**INFORMATION GIVEN**
____

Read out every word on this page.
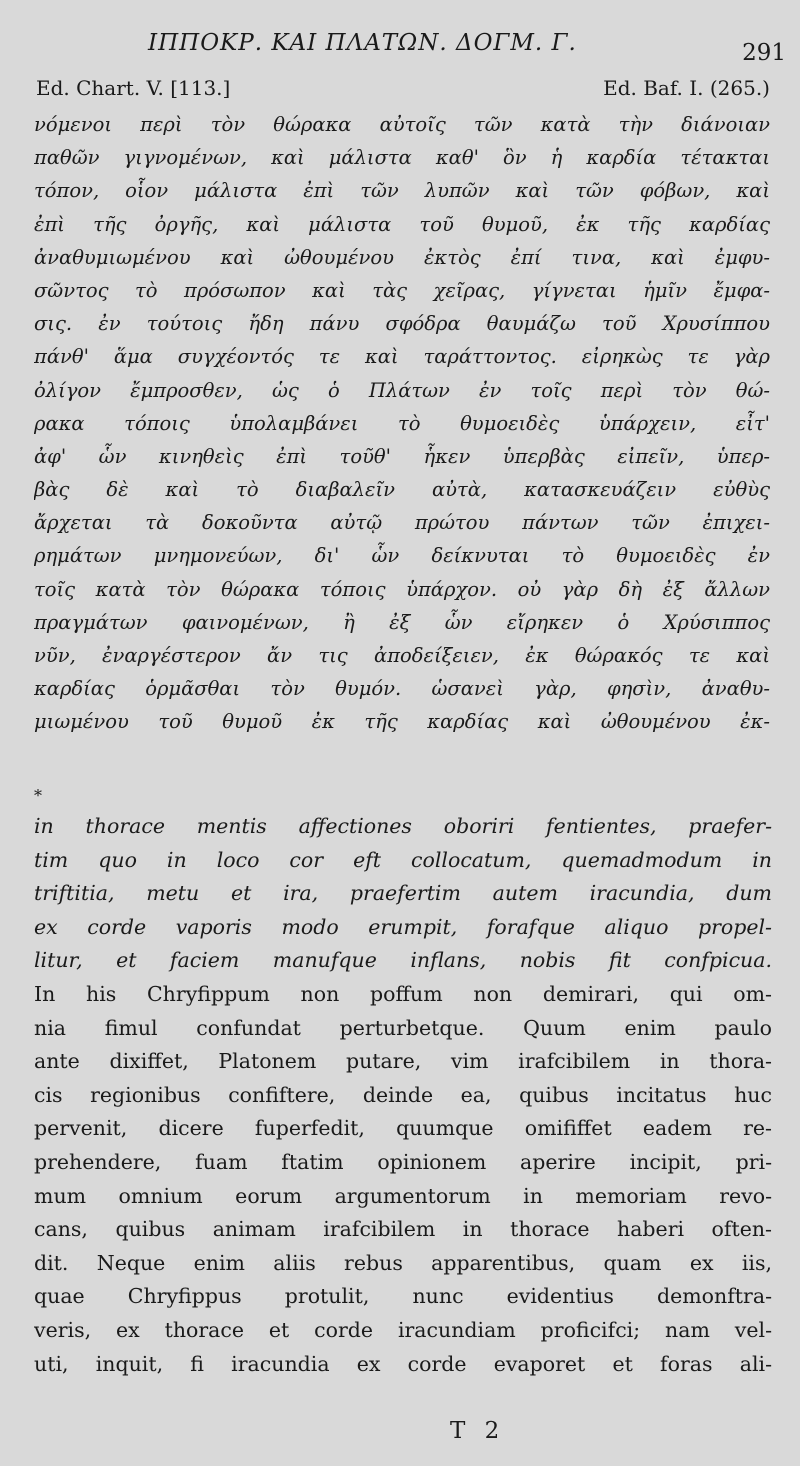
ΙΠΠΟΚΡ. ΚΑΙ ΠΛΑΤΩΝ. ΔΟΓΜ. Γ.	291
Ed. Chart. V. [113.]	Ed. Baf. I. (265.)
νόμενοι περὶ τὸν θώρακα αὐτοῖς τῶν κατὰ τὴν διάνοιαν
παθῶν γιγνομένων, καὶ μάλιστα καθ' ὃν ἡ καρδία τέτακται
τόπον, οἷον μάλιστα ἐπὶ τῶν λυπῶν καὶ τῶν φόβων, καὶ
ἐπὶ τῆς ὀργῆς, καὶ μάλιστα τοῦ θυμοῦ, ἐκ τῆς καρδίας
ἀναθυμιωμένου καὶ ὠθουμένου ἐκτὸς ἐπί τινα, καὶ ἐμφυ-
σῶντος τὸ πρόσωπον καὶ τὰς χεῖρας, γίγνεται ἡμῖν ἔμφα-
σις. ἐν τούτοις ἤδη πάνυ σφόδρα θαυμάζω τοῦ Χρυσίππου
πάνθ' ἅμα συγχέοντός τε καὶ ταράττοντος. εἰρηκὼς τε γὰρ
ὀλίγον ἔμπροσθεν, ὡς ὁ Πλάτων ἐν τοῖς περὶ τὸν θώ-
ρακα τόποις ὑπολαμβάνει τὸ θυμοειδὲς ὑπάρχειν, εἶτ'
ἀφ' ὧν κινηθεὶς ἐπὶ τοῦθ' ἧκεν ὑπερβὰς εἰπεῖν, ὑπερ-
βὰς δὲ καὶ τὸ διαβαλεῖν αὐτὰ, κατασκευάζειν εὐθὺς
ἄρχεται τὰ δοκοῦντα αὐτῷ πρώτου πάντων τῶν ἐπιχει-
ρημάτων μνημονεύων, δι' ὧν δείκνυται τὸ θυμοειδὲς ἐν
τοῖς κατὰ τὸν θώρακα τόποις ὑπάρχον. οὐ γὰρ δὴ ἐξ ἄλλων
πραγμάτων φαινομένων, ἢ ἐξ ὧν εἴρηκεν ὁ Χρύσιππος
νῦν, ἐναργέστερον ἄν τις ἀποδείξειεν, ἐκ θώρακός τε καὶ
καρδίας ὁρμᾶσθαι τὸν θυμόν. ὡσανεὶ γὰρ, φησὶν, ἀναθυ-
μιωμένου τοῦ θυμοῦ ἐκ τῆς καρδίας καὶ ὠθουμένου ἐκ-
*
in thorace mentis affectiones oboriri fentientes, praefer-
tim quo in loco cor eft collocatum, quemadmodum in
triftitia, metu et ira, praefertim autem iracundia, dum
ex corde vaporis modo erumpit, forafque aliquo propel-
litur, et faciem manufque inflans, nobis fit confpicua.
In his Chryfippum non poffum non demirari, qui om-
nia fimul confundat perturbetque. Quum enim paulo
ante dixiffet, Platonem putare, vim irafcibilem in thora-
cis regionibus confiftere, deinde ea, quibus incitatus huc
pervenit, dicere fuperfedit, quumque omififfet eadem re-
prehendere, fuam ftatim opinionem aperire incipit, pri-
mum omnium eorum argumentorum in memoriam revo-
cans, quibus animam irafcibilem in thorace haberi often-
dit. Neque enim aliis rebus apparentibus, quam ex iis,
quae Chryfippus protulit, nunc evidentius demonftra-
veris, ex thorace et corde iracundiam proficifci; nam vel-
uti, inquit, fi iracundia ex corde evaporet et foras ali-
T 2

____

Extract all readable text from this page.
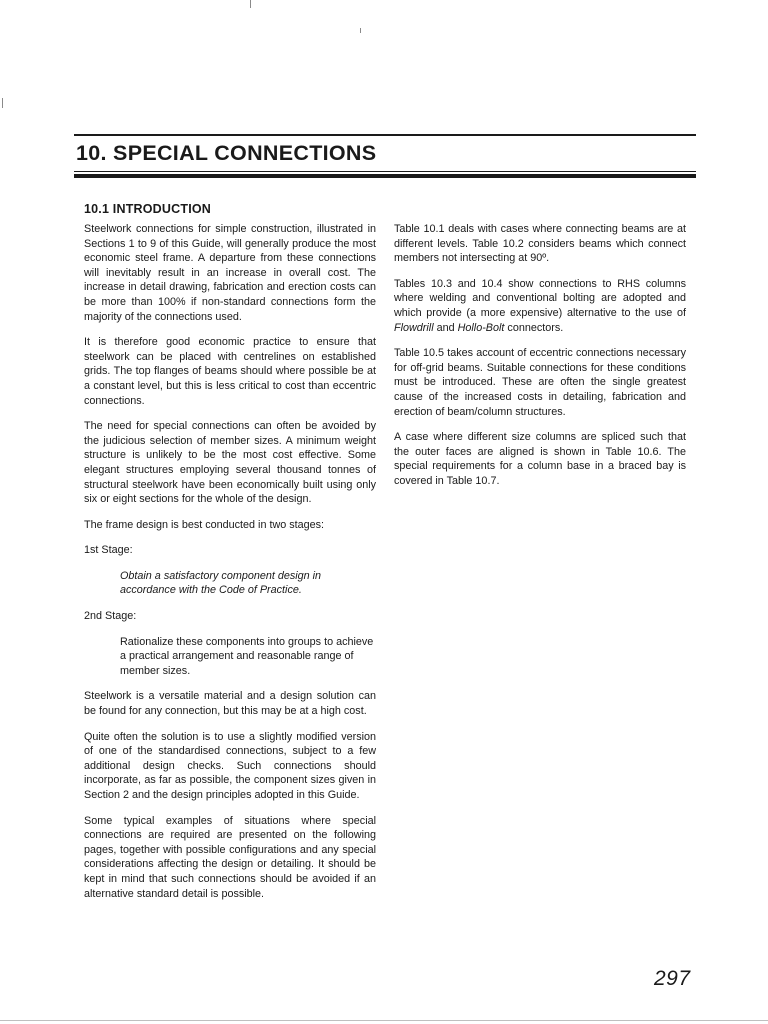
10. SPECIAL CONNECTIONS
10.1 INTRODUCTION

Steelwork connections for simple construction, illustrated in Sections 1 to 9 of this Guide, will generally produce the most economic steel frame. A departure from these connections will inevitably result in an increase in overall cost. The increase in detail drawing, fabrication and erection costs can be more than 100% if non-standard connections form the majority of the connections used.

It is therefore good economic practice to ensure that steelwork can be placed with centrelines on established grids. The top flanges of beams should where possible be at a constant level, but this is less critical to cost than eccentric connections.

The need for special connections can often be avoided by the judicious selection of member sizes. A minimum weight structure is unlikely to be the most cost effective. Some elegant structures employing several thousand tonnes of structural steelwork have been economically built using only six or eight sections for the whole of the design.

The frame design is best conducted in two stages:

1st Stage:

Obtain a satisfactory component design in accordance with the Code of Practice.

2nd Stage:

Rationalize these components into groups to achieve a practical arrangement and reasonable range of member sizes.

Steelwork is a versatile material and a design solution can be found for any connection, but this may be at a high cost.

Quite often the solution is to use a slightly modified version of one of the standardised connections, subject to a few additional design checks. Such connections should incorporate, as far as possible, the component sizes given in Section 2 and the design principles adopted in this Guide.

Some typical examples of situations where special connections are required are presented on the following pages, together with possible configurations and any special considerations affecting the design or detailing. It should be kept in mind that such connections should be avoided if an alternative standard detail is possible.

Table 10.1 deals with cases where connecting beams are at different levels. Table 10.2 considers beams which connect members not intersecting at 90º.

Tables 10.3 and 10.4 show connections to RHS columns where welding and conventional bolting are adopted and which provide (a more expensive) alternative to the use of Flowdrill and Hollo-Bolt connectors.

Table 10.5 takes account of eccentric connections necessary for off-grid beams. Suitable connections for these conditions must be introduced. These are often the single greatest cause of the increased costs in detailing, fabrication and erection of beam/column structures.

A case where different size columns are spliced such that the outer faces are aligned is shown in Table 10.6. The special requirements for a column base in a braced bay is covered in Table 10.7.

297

____

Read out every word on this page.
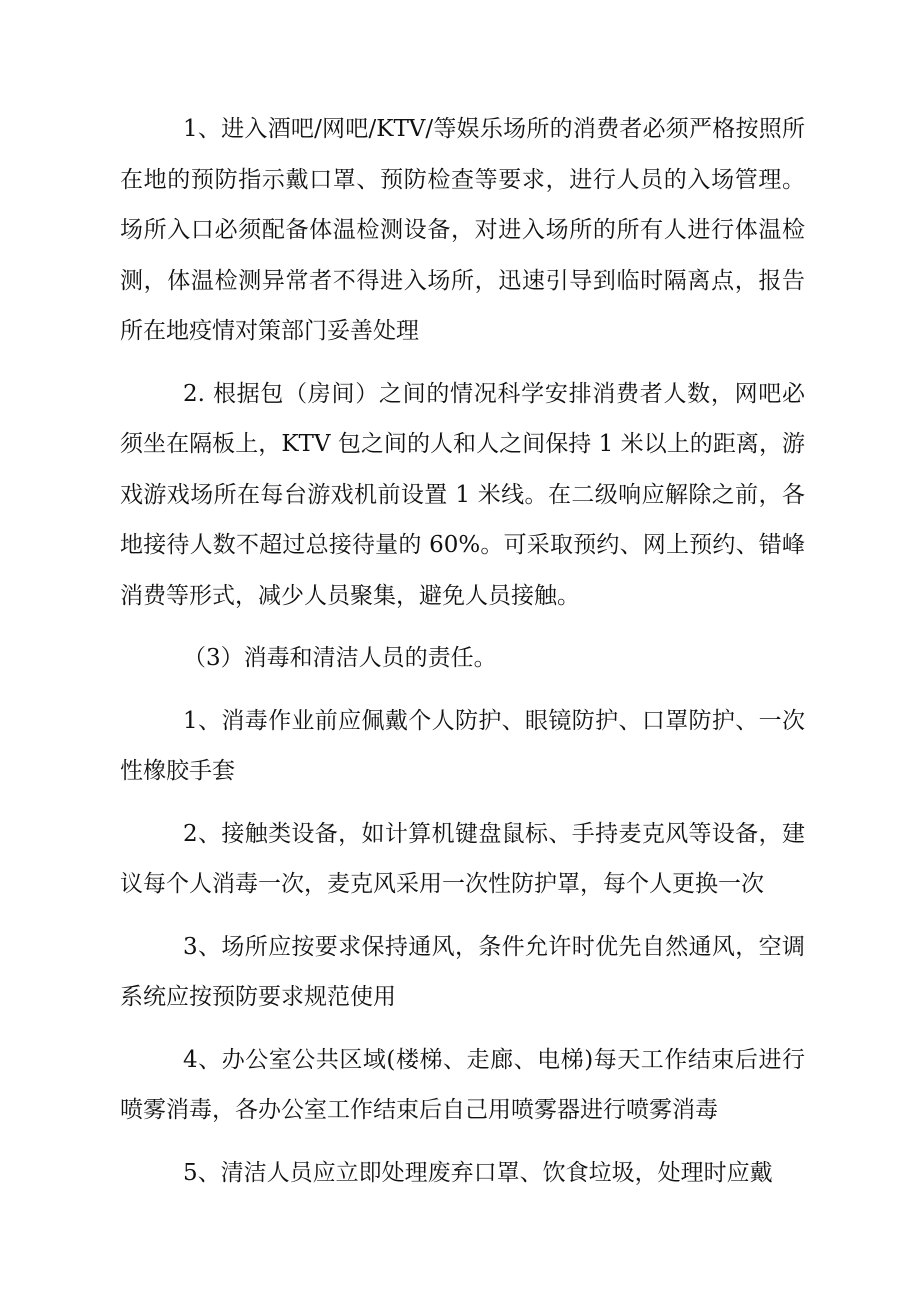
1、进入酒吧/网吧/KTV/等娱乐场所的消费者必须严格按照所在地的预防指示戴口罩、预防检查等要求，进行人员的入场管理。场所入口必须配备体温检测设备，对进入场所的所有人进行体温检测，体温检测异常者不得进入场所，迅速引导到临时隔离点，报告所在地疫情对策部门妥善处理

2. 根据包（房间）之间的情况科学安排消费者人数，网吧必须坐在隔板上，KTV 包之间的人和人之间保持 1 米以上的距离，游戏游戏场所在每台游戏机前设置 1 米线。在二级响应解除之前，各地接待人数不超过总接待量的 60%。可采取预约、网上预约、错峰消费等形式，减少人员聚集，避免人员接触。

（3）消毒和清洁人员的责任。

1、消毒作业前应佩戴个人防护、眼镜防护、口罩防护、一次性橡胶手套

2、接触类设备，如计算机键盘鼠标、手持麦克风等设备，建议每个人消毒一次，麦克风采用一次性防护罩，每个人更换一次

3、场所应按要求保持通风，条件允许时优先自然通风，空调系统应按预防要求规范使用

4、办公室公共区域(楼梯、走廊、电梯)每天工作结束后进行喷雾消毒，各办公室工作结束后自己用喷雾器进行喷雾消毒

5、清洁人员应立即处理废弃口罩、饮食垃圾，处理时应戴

____

**TASK TO COMPLETE**
Respond with nothing but the number of lines in the entries that contain the string "solution".

**SOLVED EXERCISE**
2